◆ **Problem requirements**
Print every entry word for word, but omit the pictures.

◆ **Data for the task**
################

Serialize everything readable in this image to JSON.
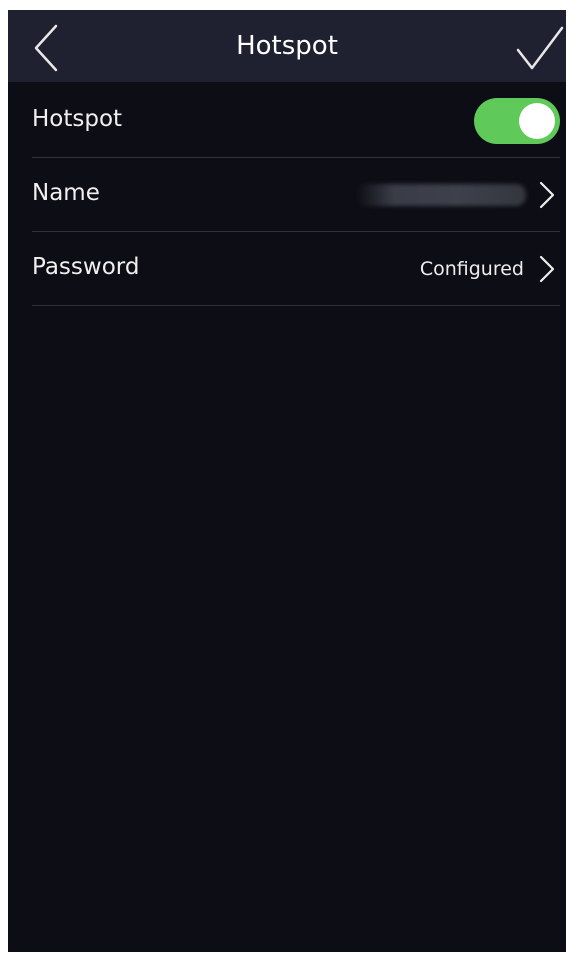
{
  "header": {
    "title": "Hotspot",
    "back_icon": "chevron-left-icon",
    "confirm_icon": "checkmark-icon"
  },
  "settings": {
    "hotspot": {
      "label": "Hotspot",
      "enabled": true,
      "toggle_color": "#5fc95a"
    },
    "name": {
      "label": "Name",
      "value_state": "obscured"
    },
    "password": {
      "label": "Password",
      "value": "Configured"
    }
  },
  "colors": {
    "background": "#0d0d15",
    "header_background": "#1f2131",
    "divider": "#2f3140",
    "text": "#f0f0f0"
  }
}
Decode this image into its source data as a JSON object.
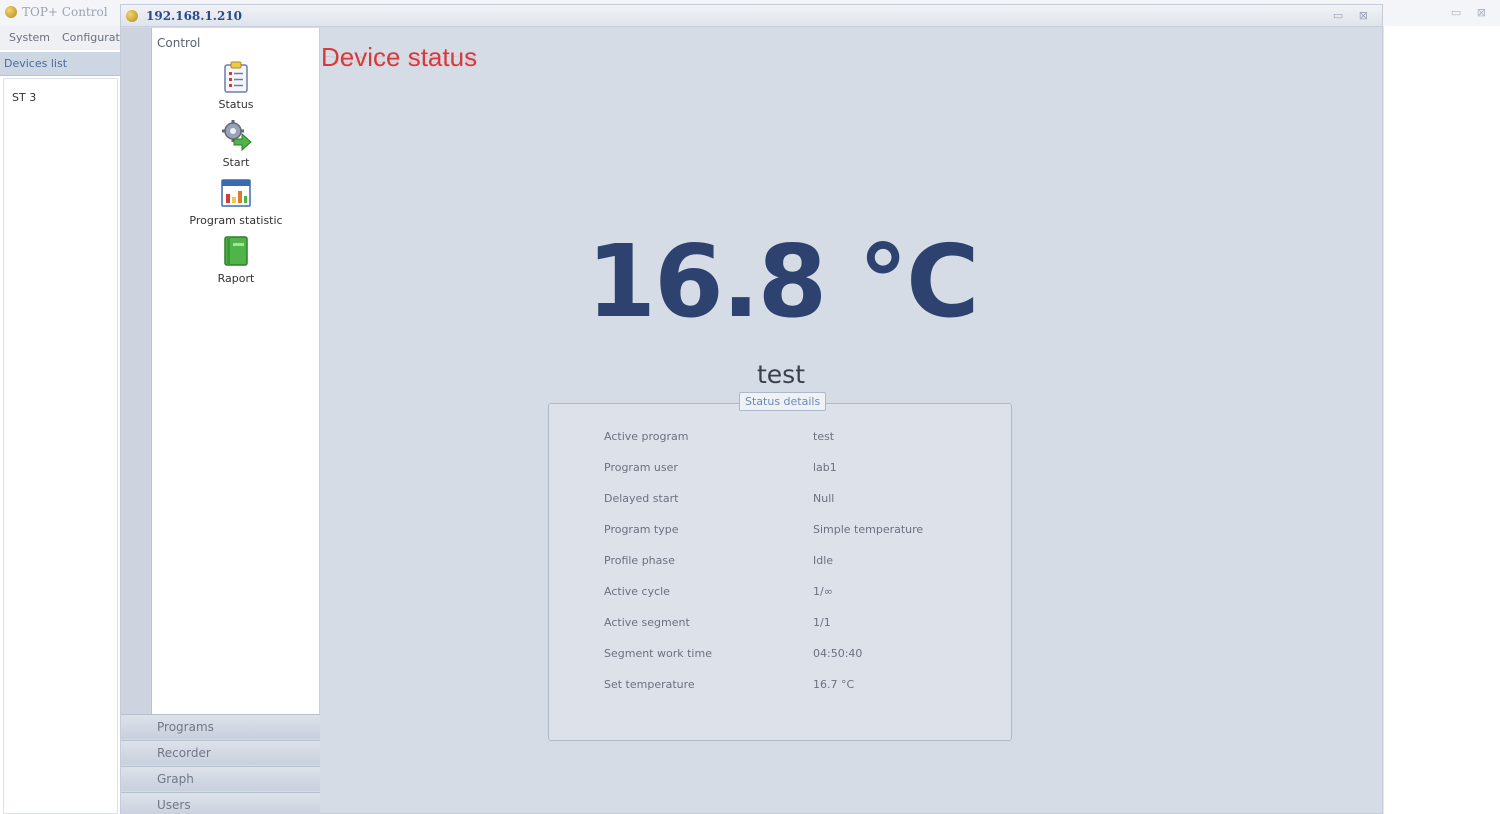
{
  "app": {
    "title": "TOP+ Control",
    "menu": [
      "System",
      "Configurat"
    ],
    "devices_header": "Devices list",
    "devices": [
      "ST 3"
    ]
  },
  "window": {
    "title": "192.168.1.210"
  },
  "nav": {
    "section_title": "Control",
    "items": [
      {
        "label": "Status",
        "icon": "clipboard-icon"
      },
      {
        "label": "Start",
        "icon": "gear-arrow-icon"
      },
      {
        "label": "Program statistic",
        "icon": "bar-chart-icon"
      },
      {
        "label": "Raport",
        "icon": "book-icon"
      }
    ],
    "bottom_tabs": [
      "Programs",
      "Recorder",
      "Graph",
      "Users"
    ]
  },
  "main": {
    "title": "Device status",
    "temperature": "16.8 °C",
    "device_name": "test",
    "details": {
      "legend": "Status details",
      "rows": [
        {
          "key": "Active program",
          "value": "test"
        },
        {
          "key": "Program user",
          "value": "lab1"
        },
        {
          "key": "Delayed start",
          "value": "Null"
        },
        {
          "key": "Program type",
          "value": "Simple temperature"
        },
        {
          "key": "Profile phase",
          "value": "Idle"
        },
        {
          "key": "Active cycle",
          "value": "1/∞"
        },
        {
          "key": "Active segment",
          "value": "1/1"
        },
        {
          "key": "Segment work time",
          "value": "04:50:40"
        },
        {
          "key": "Set temperature",
          "value": "16.7 °C"
        }
      ]
    }
  },
  "colors": {
    "title_red": "#d63a3a",
    "temperature_blue": "#2e4270",
    "link_blue": "#4a6a9a"
  }
}
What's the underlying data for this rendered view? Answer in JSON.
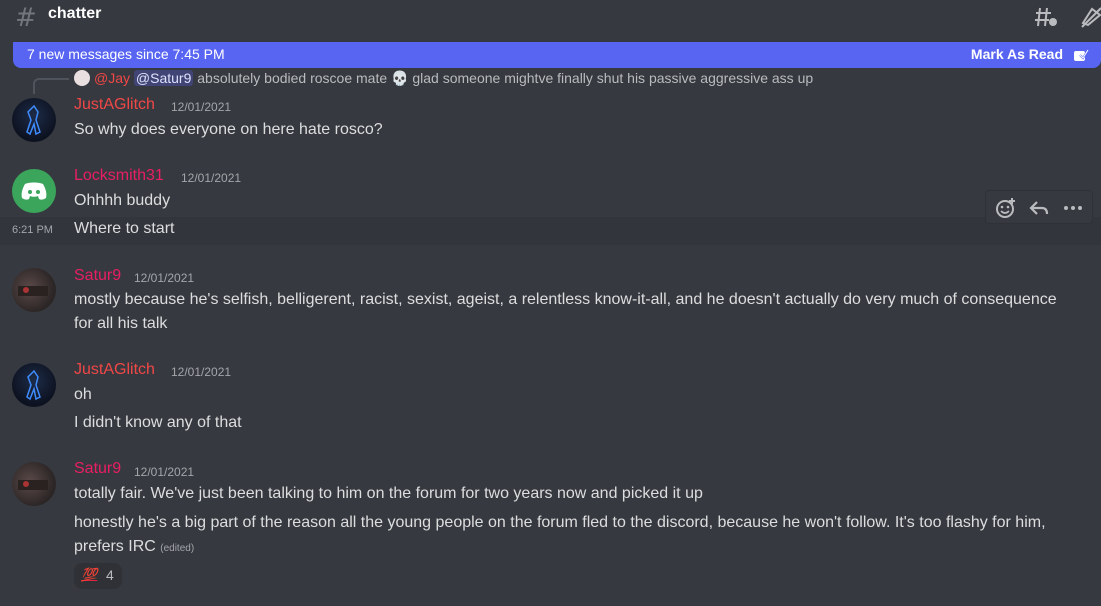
{
  "header": {
    "channel": "chatter",
    "hash": "#"
  },
  "new_messages_bar": {
    "text": "7 new messages since 7:45 PM",
    "mark_read": "Mark As Read"
  },
  "reply_preview": {
    "author": "@Jay",
    "mention": "@Satur9",
    "text": "absolutely bodied roscoe mate",
    "emoji": "💀",
    "text2": "glad someone mightve finally shut his passive aggressive ass up"
  },
  "messages": [
    {
      "author": "JustAGlitch",
      "timestamp": "12/01/2021",
      "lines": [
        "So why does everyone on here hate rosco?"
      ]
    },
    {
      "author": "Locksmith31",
      "timestamp": "12/01/2021",
      "lines": [
        "Ohhhh buddy",
        "Where to start"
      ],
      "hover_time": "6:21 PM"
    },
    {
      "author": "Satur9",
      "timestamp": "12/01/2021",
      "lines": [
        "mostly because he's selfish, belligerent, racist, sexist, ageist, a relentless know-it-all, and he doesn't actually do very much of consequence for all his talk"
      ]
    },
    {
      "author": "JustAGlitch",
      "timestamp": "12/01/2021",
      "lines": [
        "oh",
        "I didn't know any of that"
      ]
    },
    {
      "author": "Satur9",
      "timestamp": "12/01/2021",
      "lines": [
        "totally fair. We've just been talking to him on the forum for two years now and picked it up",
        "honestly he's a big part of the reason all the young people on the forum fled to the discord, because he won't follow. It's too flashy for him, prefers IRC"
      ],
      "edited": "(edited)",
      "reaction": {
        "emoji": "💯",
        "count": "4"
      }
    }
  ],
  "colors": {
    "accent": "#5865f2",
    "background": "#36393f",
    "username_red": "#f04747",
    "username_pink": "#e91e63"
  }
}
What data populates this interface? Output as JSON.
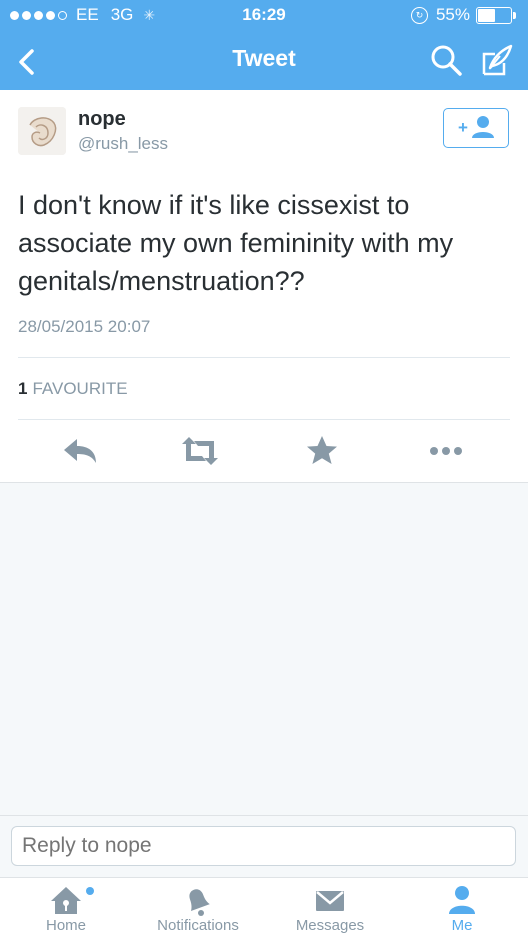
{
  "status_bar": {
    "carrier": "EE",
    "network": "3G",
    "time": "16:29",
    "battery": "55%",
    "battery_level": 0.55,
    "signal_bars": 4,
    "signal_max": 5
  },
  "nav": {
    "title": "Tweet",
    "back_icon": "chevron-left-icon",
    "search_icon": "search-icon",
    "compose_icon": "compose-icon"
  },
  "tweet": {
    "name": "nope",
    "handle": "@rush_less",
    "text": "I don't know if it's like cissexist to associate my own femininity with my genitals/menstruation??",
    "timestamp": "28/05/2015 20:07",
    "favourites_count": "1",
    "favourites_label": "FAVOURITE",
    "follow_icon": "add-user-icon"
  },
  "reply": {
    "placeholder": "Reply to nope"
  },
  "tabs": [
    {
      "label": "Home",
      "icon": "home-icon"
    },
    {
      "label": "Notifications",
      "icon": "bell-icon"
    },
    {
      "label": "Messages",
      "icon": "envelope-icon"
    },
    {
      "label": "Me",
      "icon": "person-icon"
    }
  ],
  "colors": {
    "accent": "#55acee",
    "text": "#292f33",
    "muted": "#8899a6",
    "icon_gray": "#8899a6"
  }
}
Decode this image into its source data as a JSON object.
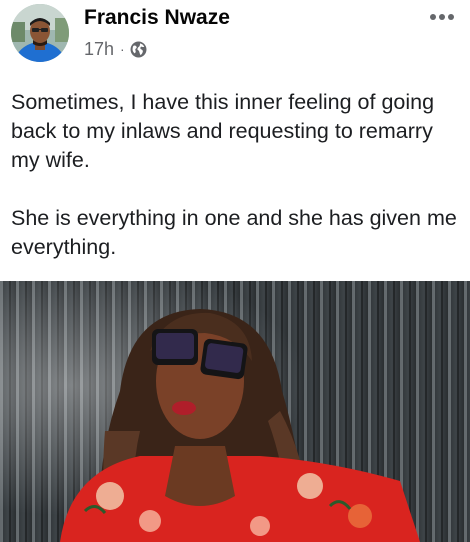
{
  "post": {
    "author_name": "Francis Nwaze",
    "timestamp": "17h",
    "separator": "·",
    "audience_icon": "globe-icon",
    "more_icon": "more-options-icon",
    "paragraphs": [
      "Sometimes, I have this inner feeling of going back to my inlaws and requesting to remarry my wife.",
      "She is everything in one and she has given me everything."
    ]
  },
  "colors": {
    "text_primary": "#1c1e21",
    "text_secondary": "#65676b",
    "background": "#ffffff"
  }
}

################

◆ **Expected output**
Serialize everything readable in this image to JSON.
{
  "header": {
    "title": "Hotspot",
    "back_icon": "chevron-left-icon",
    "confirm_icon": "checkmark-icon"
  },
  "settings": {
    "hotspot": {
      "label": "Hotspot",
      "enabled": true,
      "toggle_color": "#5fc95a"
    },
    "name": {
      "label": "Name",
      "value_state": "obscured"
    },
    "password": {
      "label": "Password",
      "value": "Configured"
    }
  },
  "colors": {
    "background": "#0d0d15",
    "header_background": "#1f2131",
    "divider": "#2f3140",
    "text": "#f0f0f0"
  }
}
Decode this image into its source data as a JSON object.
{
  "app": {
    "title": "TOP+ Control",
    "menu": [
      "System",
      "Configurat"
    ],
    "devices_header": "Devices list",
    "devices": [
      "ST 3"
    ]
  },
  "window": {
    "title": "192.168.1.210"
  },
  "nav": {
    "section_title": "Control",
    "items": [
      {
        "label": "Status",
        "icon": "clipboard-icon"
      },
      {
        "label": "Start",
        "icon": "gear-arrow-icon"
      },
      {
        "label": "Program statistic",
        "icon": "bar-chart-icon"
      },
      {
        "label": "Raport",
        "icon": "book-icon"
      }
    ],
    "bottom_tabs": [
      "Programs",
      "Recorder",
      "Graph",
      "Users"
    ]
  },
  "main": {
    "title": "Device status",
    "temperature": "16.8 °C",
    "device_name": "test",
    "details": {
      "legend": "Status details",
      "rows": [
        {
          "key": "Active program",
          "value": "test"
        },
        {
          "key": "Program user",
          "value": "lab1"
        },
        {
          "key": "Delayed start",
          "value": "Null"
        },
        {
          "key": "Program type",
          "value": "Simple temperature"
        },
        {
          "key": "Profile phase",
          "value": "Idle"
        },
        {
          "key": "Active cycle",
          "value": "1/∞"
        },
        {
          "key": "Active segment",
          "value": "1/1"
        },
        {
          "key": "Segment work time",
          "value": "04:50:40"
        },
        {
          "key": "Set temperature",
          "value": "16.7 °C"
        }
      ]
    }
  },
  "colors": {
    "title_red": "#d63a3a",
    "temperature_blue": "#2e4270",
    "link_blue": "#4a6a9a"
  }
}
What's the underlying data for this rendered view? Answer in JSON.
{
  "header": {
    "channel": "chatter",
    "hash": "#"
  },
  "new_messages_bar": {
    "text": "7 new messages since 7:45 PM",
    "mark_read": "Mark As Read"
  },
  "reply_preview": {
    "author": "@Jay",
    "mention": "@Satur9",
    "text": "absolutely bodied roscoe mate",
    "emoji": "💀",
    "text2": "glad someone mightve finally shut his passive aggressive ass up"
  },
  "messages": [
    {
      "author": "JustAGlitch",
      "timestamp": "12/01/2021",
      "lines": [
        "So why does everyone on here hate rosco?"
      ]
    },
    {
      "author": "Locksmith31",
      "timestamp": "12/01/2021",
      "lines": [
        "Ohhhh buddy",
        "Where to start"
      ],
      "hover_time": "6:21 PM"
    },
    {
      "author": "Satur9",
      "timestamp": "12/01/2021",
      "lines": [
        "mostly because he's selfish, belligerent, racist, sexist, ageist, a relentless know-it-all, and he doesn't actually do very much of consequence for all his talk"
      ]
    },
    {
      "author": "JustAGlitch",
      "timestamp": "12/01/2021",
      "lines": [
        "oh",
        "I didn't know any of that"
      ]
    },
    {
      "author": "Satur9",
      "timestamp": "12/01/2021",
      "lines": [
        "totally fair. We've just been talking to him on the forum for two years now and picked it up",
        "honestly he's a big part of the reason all the young people on the forum fled to the discord, because he won't follow. It's too flashy for him, prefers IRC"
      ],
      "edited": "(edited)",
      "reaction": {
        "emoji": "💯",
        "count": "4"
      }
    }
  ],
  "colors": {
    "accent": "#5865f2",
    "background": "#36393f",
    "username_red": "#f04747",
    "username_pink": "#e91e63"
  }
}
What data populates this interface? Output as JSON.
{
  "status_bar": {
    "carrier": "EE",
    "network": "3G",
    "time": "16:29",
    "battery": "55%",
    "battery_level": 0.55,
    "signal_bars": 4,
    "signal_max": 5
  },
  "nav": {
    "title": "Tweet",
    "back_icon": "chevron-left-icon",
    "search_icon": "search-icon",
    "compose_icon": "compose-icon"
  },
  "tweet": {
    "name": "nope",
    "handle": "@rush_less",
    "text": "I don't know if it's like cissexist to associate my own femininity with my genitals/menstruation??",
    "timestamp": "28/05/2015 20:07",
    "favourites_count": "1",
    "favourites_label": "FAVOURITE",
    "follow_icon": "add-user-icon"
  },
  "reply": {
    "placeholder": "Reply to nope"
  },
  "tabs": [
    {
      "label": "Home",
      "icon": "home-icon"
    },
    {
      "label": "Notifications",
      "icon": "bell-icon"
    },
    {
      "label": "Messages",
      "icon": "envelope-icon"
    },
    {
      "label": "Me",
      "icon": "person-icon"
    }
  ],
  "colors": {
    "accent": "#55acee",
    "text": "#292f33",
    "muted": "#8899a6",
    "icon_gray": "#8899a6"
  }
}
Decode this image into its source data as a JSON object.
{
  "post": {
    "author_name": "Francis Nwaze",
    "timestamp": "17h",
    "separator": "·",
    "audience_icon": "globe-icon",
    "more_icon": "more-options-icon",
    "paragraphs": [
      "Sometimes, I have this inner feeling of going back to my inlaws and requesting to remarry my wife.",
      "She is everything in one and she has given me everything."
    ]
  },
  "colors": {
    "text_primary": "#1c1e21",
    "text_secondary": "#65676b",
    "background": "#ffffff"
  }
}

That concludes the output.